Data records
--- start ---

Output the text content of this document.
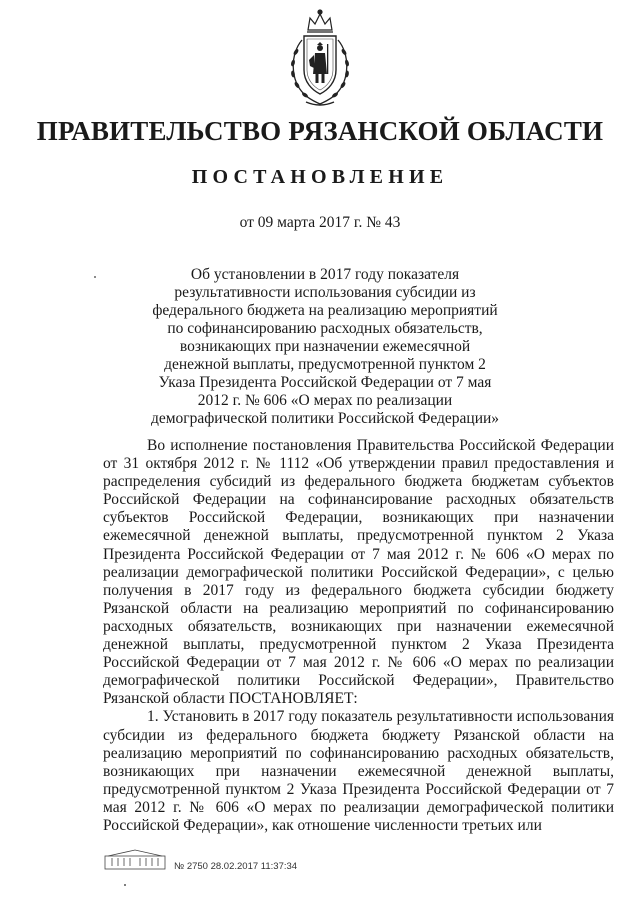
ПРАВИТЕЛЬСТВО РЯЗАНСКОЙ ОБЛАСТИ
ПОСТАНОВЛЕНИЕ
от 09 марта 2017 г. № 43
Об установлении в 2017 году показателя результативности использования субсидии из федерального бюджета на реализацию мероприятий по софинансированию расходных обязательств, возникающих при назначении ежемесячной денежной выплаты, предусмотренной пунктом 2 Указа Президента Российской Федерации от 7 мая 2012 г. № 606 «О мерах по реализации демографической политики Российской Федерации»

Во исполнение постановления Правительства Российской Федерации от 31 октября 2012 г. № 1112 «Об утверждении правил предоставления и распределения субсидий из федерального бюджета бюджетам субъектов Российской Федерации на софинансирование расходных обязательств субъектов Российской Федерации, возникающих при назначении ежемесячной денежной выплаты, предусмотренной пунктом 2 Указа Президента Российской Федерации от 7 мая 2012 г. № 606 «О мерах по реализации демографической политики Российской Федерации», с целью получения в 2017 году из федерального бюджета субсидии бюджету Рязанской области на реализацию мероприятий по софинансированию расходных обязательств, возникающих при назначении ежемесячной денежной выплаты, предусмотренной пунктом 2 Указа Президента Российской Федерации от 7 мая 2012 г. № 606 «О мерах по реализации демографической политики Российской Федерации», Правительство Рязанской области ПОСТАНОВЛЯЕТ:

1. Установить в 2017 году показатель результативности использования субсидии из федерального бюджета бюджету Рязанской области на реализацию мероприятий по софинансированию расходных обязательств, возникающих при назначении ежемесячной денежной выплаты, предусмотренной пунктом 2 Указа Президента Российской Федерации от 7 мая 2012 г. № 606 «О мерах по реализации демографической политики Российской Федерации», как отношение численности третьих или

№ 2750 28.02.2017 11:37:34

--- end ---

### GIVEN REQUEST
Reproduce every entry exactly, but omit each picture.

### CORRECT OUTPUT
Output the text content of this document.
ПРАВИТЕЛЬСТВО РЯЗАНСКОЙ ОБЛАСТИ
ПОСТАНОВЛЕНИЕ
от 09 марта 2017 г. № 43
Об установлении в 2017 году показателя результативности использования субсидии из федерального бюджета на реализацию мероприятий по софинансированию расходных обязательств, возникающих при назначении ежемесячной денежной выплаты, предусмотренной пунктом 2 Указа Президента Российской Федерации от 7 мая 2012 г. № 606 «О мерах по реализации демографической политики Российской Федерации»

Во исполнение постановления Правительства Российской Федерации от 31 октября 2012 г. № 1112 «Об утверждении правил предоставления и распределения субсидий из федерального бюджета бюджетам субъектов Российской Федерации на софинансирование расходных обязательств субъектов Российской Федерации, возникающих при назначении ежемесячной денежной выплаты, предусмотренной пунктом 2 Указа Президента Российской Федерации от 7 мая 2012 г. № 606 «О мерах по реализации демографической политики Российской Федерации», с целью получения в 2017 году из федерального бюджета субсидии бюджету Рязанской области на реализацию мероприятий по софинансированию расходных обязательств, возникающих при назначении ежемесячной денежной выплаты, предусмотренной пунктом 2 Указа Президента Российской Федерации от 7 мая 2012 г. № 606 «О мерах по реализации демографической политики Российской Федерации», Правительство Рязанской области ПОСТАНОВЛЯЕТ:

1. Установить в 2017 году показатель результативности использования субсидии из федерального бюджета бюджету Рязанской области на реализацию мероприятий по софинансированию расходных обязательств, возникающих при назначении ежемесячной денежной выплаты, предусмотренной пунктом 2 Указа Президента Российской Федерации от 7 мая 2012 г. № 606 «О мерах по реализации демографической политики Российской Федерации», как отношение численности третьих или

№ 2750 28.02.2017 11:37:34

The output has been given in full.